* START *

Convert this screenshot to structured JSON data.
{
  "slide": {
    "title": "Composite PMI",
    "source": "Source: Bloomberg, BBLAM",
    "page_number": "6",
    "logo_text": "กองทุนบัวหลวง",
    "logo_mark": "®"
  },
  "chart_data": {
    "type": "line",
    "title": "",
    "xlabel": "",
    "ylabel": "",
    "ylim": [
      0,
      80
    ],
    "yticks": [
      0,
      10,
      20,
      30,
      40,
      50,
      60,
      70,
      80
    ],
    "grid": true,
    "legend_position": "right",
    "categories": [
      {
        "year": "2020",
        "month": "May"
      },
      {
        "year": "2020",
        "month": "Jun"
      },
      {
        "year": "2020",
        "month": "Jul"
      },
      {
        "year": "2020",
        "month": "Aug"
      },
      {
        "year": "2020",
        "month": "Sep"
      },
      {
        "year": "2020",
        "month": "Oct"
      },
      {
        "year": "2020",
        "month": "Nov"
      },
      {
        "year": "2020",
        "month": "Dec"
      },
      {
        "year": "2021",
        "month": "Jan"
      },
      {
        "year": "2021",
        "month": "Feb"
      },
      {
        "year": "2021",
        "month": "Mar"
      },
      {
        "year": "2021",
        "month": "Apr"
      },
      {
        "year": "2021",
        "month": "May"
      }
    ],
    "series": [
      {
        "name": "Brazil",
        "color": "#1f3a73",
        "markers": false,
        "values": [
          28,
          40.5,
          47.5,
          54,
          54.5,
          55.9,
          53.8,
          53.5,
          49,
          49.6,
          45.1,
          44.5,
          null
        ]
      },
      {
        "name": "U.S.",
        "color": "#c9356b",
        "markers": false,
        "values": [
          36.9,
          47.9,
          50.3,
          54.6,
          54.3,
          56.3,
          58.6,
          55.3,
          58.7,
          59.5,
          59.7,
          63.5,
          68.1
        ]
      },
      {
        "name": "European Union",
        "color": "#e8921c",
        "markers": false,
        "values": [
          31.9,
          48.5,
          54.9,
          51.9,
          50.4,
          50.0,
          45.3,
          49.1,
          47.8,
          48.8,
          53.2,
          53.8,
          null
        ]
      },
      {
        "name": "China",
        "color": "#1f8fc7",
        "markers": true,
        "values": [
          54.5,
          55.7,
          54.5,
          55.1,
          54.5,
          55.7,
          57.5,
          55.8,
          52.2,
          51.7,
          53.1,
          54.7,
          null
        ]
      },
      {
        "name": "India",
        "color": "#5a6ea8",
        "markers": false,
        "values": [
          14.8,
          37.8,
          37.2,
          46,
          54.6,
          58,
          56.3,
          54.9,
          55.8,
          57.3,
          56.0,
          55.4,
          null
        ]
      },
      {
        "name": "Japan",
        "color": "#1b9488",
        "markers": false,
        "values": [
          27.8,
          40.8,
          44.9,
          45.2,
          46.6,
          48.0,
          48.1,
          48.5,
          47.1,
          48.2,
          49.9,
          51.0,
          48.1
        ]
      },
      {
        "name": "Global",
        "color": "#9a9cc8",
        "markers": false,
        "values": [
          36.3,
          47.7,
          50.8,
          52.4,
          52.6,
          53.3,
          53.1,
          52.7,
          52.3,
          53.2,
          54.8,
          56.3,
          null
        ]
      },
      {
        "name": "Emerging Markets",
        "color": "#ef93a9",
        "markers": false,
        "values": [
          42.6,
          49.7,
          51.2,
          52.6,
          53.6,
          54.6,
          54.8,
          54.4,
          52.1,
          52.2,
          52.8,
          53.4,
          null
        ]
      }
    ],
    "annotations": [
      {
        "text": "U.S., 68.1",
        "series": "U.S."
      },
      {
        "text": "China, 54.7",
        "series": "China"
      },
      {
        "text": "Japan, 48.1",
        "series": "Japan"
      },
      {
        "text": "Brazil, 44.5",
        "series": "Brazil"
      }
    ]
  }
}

* END *

# Work required:
The records above must be repeated exactly, every one of them.

# Answer below:
Convert this screenshot to structured JSON data.
{
  "slide": {
    "title": "Composite PMI",
    "source": "Source: Bloomberg, BBLAM",
    "page_number": "6",
    "logo_text": "กองทุนบัวหลวง",
    "logo_mark": "®"
  },
  "chart_data": {
    "type": "line",
    "title": "",
    "xlabel": "",
    "ylabel": "",
    "ylim": [
      0,
      80
    ],
    "yticks": [
      0,
      10,
      20,
      30,
      40,
      50,
      60,
      70,
      80
    ],
    "grid": true,
    "legend_position": "right",
    "categories": [
      {
        "year": "2020",
        "month": "May"
      },
      {
        "year": "2020",
        "month": "Jun"
      },
      {
        "year": "2020",
        "month": "Jul"
      },
      {
        "year": "2020",
        "month": "Aug"
      },
      {
        "year": "2020",
        "month": "Sep"
      },
      {
        "year": "2020",
        "month": "Oct"
      },
      {
        "year": "2020",
        "month": "Nov"
      },
      {
        "year": "2020",
        "month": "Dec"
      },
      {
        "year": "2021",
        "month": "Jan"
      },
      {
        "year": "2021",
        "month": "Feb"
      },
      {
        "year": "2021",
        "month": "Mar"
      },
      {
        "year": "2021",
        "month": "Apr"
      },
      {
        "year": "2021",
        "month": "May"
      }
    ],
    "series": [
      {
        "name": "Brazil",
        "color": "#1f3a73",
        "markers": false,
        "values": [
          28,
          40.5,
          47.5,
          54,
          54.5,
          55.9,
          53.8,
          53.5,
          49,
          49.6,
          45.1,
          44.5,
          null
        ]
      },
      {
        "name": "U.S.",
        "color": "#c9356b",
        "markers": false,
        "values": [
          36.9,
          47.9,
          50.3,
          54.6,
          54.3,
          56.3,
          58.6,
          55.3,
          58.7,
          59.5,
          59.7,
          63.5,
          68.1
        ]
      },
      {
        "name": "European Union",
        "color": "#e8921c",
        "markers": false,
        "values": [
          31.9,
          48.5,
          54.9,
          51.9,
          50.4,
          50.0,
          45.3,
          49.1,
          47.8,
          48.8,
          53.2,
          53.8,
          null
        ]
      },
      {
        "name": "China",
        "color": "#1f8fc7",
        "markers": true,
        "values": [
          54.5,
          55.7,
          54.5,
          55.1,
          54.5,
          55.7,
          57.5,
          55.8,
          52.2,
          51.7,
          53.1,
          54.7,
          null
        ]
      },
      {
        "name": "India",
        "color": "#5a6ea8",
        "markers": false,
        "values": [
          14.8,
          37.8,
          37.2,
          46,
          54.6,
          58,
          56.3,
          54.9,
          55.8,
          57.3,
          56.0,
          55.4,
          null
        ]
      },
      {
        "name": "Japan",
        "color": "#1b9488",
        "markers": false,
        "values": [
          27.8,
          40.8,
          44.9,
          45.2,
          46.6,
          48.0,
          48.1,
          48.5,
          47.1,
          48.2,
          49.9,
          51.0,
          48.1
        ]
      },
      {
        "name": "Global",
        "color": "#9a9cc8",
        "markers": false,
        "values": [
          36.3,
          47.7,
          50.8,
          52.4,
          52.6,
          53.3,
          53.1,
          52.7,
          52.3,
          53.2,
          54.8,
          56.3,
          null
        ]
      },
      {
        "name": "Emerging Markets",
        "color": "#ef93a9",
        "markers": false,
        "values": [
          42.6,
          49.7,
          51.2,
          52.6,
          53.6,
          54.6,
          54.8,
          54.4,
          52.1,
          52.2,
          52.8,
          53.4,
          null
        ]
      }
    ],
    "annotations": [
      {
        "text": "U.S., 68.1",
        "series": "U.S."
      },
      {
        "text": "China, 54.7",
        "series": "China"
      },
      {
        "text": "Japan, 48.1",
        "series": "Japan"
      },
      {
        "text": "Brazil, 44.5",
        "series": "Brazil"
      }
    ]
  }
}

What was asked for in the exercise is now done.